## Do this
Copy out the data below verbatim.

## Input material
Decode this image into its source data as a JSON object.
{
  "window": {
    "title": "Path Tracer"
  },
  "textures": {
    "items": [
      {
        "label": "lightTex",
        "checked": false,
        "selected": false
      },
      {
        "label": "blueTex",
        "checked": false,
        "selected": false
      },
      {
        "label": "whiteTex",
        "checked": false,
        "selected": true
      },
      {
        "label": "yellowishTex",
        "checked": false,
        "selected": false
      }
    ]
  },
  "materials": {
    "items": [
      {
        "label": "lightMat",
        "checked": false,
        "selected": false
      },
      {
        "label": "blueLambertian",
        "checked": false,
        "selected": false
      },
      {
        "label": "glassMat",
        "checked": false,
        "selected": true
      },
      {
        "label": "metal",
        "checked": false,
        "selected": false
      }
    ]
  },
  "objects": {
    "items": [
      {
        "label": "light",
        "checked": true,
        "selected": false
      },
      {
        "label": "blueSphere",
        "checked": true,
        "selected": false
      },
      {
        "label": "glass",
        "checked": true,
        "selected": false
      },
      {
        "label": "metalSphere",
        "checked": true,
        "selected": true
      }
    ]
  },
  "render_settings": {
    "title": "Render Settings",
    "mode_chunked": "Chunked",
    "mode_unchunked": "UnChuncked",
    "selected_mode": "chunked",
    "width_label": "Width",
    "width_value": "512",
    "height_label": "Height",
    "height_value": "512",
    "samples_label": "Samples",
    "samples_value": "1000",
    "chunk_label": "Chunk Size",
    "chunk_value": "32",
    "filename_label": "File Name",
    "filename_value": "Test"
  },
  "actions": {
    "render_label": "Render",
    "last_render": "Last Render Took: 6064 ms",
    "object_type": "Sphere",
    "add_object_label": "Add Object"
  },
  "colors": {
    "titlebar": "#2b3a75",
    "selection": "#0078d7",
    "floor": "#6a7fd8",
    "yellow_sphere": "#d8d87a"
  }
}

## Response to this task
Decode this image into its source data as a JSON object.
{
  "window": {
    "title": "Path Tracer"
  },
  "textures": {
    "items": [
      {
        "label": "lightTex",
        "checked": false,
        "selected": false
      },
      {
        "label": "blueTex",
        "checked": false,
        "selected": false
      },
      {
        "label": "whiteTex",
        "checked": false,
        "selected": true
      },
      {
        "label": "yellowishTex",
        "checked": false,
        "selected": false
      }
    ]
  },
  "materials": {
    "items": [
      {
        "label": "lightMat",
        "checked": false,
        "selected": false
      },
      {
        "label": "blueLambertian",
        "checked": false,
        "selected": false
      },
      {
        "label": "glassMat",
        "checked": false,
        "selected": true
      },
      {
        "label": "metal",
        "checked": false,
        "selected": false
      }
    ]
  },
  "objects": {
    "items": [
      {
        "label": "light",
        "checked": true,
        "selected": false
      },
      {
        "label": "blueSphere",
        "checked": true,
        "selected": false
      },
      {
        "label": "glass",
        "checked": true,
        "selected": false
      },
      {
        "label": "metalSphere",
        "checked": true,
        "selected": true
      }
    ]
  },
  "render_settings": {
    "title": "Render Settings",
    "mode_chunked": "Chunked",
    "mode_unchunked": "UnChuncked",
    "selected_mode": "chunked",
    "width_label": "Width",
    "width_value": "512",
    "height_label": "Height",
    "height_value": "512",
    "samples_label": "Samples",
    "samples_value": "1000",
    "chunk_label": "Chunk Size",
    "chunk_value": "32",
    "filename_label": "File Name",
    "filename_value": "Test"
  },
  "actions": {
    "render_label": "Render",
    "last_render": "Last Render Took: 6064 ms",
    "object_type": "Sphere",
    "add_object_label": "Add Object"
  },
  "colors": {
    "titlebar": "#2b3a75",
    "selection": "#0078d7",
    "floor": "#6a7fd8",
    "yellow_sphere": "#d8d87a"
  }
}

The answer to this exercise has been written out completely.